→ SHORT PROBLEM
Where does the string "median" appear in the records? Copy every line that contains it.

— start of DATA EXTRACT —

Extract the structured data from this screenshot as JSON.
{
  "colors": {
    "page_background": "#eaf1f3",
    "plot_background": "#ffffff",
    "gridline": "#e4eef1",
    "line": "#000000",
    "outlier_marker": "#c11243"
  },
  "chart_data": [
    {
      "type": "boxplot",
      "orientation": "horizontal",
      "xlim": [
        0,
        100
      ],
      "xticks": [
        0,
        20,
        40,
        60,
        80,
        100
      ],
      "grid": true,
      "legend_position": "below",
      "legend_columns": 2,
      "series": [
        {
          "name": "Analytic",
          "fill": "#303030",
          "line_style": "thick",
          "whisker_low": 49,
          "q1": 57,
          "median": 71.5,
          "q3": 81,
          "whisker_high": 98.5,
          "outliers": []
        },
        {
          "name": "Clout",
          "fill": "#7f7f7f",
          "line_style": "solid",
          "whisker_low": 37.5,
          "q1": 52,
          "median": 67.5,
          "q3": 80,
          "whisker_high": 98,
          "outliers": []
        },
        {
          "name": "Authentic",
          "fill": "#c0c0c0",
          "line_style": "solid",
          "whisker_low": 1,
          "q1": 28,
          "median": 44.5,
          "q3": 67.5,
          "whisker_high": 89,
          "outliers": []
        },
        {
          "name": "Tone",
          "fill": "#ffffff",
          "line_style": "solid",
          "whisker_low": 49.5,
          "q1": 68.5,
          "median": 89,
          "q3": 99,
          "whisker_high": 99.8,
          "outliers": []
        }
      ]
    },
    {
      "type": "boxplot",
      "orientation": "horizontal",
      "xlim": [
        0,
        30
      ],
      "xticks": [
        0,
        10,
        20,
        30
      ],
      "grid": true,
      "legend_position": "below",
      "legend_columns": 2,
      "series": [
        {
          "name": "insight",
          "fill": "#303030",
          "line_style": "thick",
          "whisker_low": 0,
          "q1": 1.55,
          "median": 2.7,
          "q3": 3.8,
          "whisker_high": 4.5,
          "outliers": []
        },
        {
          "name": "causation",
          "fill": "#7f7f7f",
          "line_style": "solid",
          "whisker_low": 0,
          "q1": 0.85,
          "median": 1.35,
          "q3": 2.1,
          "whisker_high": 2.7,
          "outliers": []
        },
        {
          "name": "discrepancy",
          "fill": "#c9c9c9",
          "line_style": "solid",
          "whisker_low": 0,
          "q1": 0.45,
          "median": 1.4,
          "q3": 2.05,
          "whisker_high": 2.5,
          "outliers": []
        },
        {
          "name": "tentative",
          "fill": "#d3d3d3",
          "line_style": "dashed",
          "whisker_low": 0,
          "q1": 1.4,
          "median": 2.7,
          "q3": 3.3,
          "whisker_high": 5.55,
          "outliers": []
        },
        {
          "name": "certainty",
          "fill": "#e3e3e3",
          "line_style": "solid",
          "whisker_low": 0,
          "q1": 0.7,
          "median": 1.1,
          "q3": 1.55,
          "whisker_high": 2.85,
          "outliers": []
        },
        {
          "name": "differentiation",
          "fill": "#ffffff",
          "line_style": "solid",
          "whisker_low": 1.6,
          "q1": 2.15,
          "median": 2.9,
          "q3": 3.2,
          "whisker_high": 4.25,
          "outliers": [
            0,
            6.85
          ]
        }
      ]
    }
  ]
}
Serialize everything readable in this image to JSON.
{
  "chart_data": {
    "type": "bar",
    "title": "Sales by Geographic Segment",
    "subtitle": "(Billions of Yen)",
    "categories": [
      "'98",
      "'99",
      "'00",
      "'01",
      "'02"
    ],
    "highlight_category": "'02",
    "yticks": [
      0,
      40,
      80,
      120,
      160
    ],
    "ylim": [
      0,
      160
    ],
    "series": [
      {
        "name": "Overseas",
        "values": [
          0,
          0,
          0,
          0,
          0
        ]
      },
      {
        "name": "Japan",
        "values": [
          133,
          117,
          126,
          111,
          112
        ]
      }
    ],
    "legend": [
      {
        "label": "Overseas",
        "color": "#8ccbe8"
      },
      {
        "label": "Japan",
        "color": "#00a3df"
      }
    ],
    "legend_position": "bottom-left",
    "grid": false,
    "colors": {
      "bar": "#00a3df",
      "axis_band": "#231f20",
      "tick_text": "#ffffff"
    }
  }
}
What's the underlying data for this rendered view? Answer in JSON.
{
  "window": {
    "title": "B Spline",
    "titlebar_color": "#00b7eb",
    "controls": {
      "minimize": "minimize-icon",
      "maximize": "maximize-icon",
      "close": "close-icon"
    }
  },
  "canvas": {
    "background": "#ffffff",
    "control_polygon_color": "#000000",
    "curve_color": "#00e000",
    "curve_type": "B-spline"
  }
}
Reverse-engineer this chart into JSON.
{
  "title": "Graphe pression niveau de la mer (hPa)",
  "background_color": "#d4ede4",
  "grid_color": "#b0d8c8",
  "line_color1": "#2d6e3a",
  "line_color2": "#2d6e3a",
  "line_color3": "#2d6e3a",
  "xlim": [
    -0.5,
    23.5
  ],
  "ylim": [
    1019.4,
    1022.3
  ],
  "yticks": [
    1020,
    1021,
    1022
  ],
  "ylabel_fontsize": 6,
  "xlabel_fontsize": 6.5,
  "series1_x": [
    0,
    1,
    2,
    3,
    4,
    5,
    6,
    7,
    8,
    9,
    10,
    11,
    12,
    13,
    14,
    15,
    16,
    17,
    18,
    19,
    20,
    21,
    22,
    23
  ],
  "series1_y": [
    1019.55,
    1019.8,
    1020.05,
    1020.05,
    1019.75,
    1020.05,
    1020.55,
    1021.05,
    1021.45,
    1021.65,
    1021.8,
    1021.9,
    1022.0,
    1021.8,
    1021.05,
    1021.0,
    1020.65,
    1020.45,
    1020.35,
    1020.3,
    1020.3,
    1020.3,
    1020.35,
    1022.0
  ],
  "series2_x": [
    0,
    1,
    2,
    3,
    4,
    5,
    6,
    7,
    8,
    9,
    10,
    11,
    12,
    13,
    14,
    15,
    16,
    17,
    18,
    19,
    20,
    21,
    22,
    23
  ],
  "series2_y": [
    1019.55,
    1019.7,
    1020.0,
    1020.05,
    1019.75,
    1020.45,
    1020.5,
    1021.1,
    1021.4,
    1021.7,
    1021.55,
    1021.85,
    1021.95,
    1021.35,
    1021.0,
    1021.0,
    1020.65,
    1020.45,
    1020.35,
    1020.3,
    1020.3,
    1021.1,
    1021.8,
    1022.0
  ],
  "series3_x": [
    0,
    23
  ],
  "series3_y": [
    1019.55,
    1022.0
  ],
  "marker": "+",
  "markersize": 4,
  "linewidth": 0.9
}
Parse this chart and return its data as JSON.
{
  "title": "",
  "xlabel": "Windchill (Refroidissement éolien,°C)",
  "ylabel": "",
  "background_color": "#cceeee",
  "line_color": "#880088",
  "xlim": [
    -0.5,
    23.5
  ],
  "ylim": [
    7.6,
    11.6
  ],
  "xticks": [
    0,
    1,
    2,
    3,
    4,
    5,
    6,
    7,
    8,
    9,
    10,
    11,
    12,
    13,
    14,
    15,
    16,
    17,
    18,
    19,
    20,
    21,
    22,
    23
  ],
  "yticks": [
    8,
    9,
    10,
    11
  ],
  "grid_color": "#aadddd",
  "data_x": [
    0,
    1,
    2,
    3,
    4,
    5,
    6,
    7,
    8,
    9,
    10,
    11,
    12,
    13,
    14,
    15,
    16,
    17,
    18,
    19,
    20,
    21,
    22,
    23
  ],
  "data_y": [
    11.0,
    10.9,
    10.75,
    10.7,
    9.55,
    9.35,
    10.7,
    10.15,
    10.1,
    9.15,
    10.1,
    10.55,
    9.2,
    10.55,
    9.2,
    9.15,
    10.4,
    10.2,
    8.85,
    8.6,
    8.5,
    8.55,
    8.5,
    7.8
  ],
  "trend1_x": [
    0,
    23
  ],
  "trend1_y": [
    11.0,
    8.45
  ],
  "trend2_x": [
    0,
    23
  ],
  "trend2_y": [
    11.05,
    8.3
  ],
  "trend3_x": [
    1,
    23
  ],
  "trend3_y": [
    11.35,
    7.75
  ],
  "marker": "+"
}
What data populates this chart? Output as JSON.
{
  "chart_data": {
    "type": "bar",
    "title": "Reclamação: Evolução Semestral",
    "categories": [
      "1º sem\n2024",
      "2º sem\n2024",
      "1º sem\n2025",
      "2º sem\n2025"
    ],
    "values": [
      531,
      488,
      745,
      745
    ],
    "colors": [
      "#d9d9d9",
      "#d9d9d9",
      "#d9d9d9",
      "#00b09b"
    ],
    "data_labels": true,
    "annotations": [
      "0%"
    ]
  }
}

— end of DATA EXTRACT —

→ COMPLETED TASK
          "median": 71.5,
          "median": 67.5,
          "median": 44.5,
          "median": 89,
          "median": 2.7,
          "median": 1.35,
          "median": 1.4,
          "median": 2.7,
          "median": 1.1,
          "median": 2.9,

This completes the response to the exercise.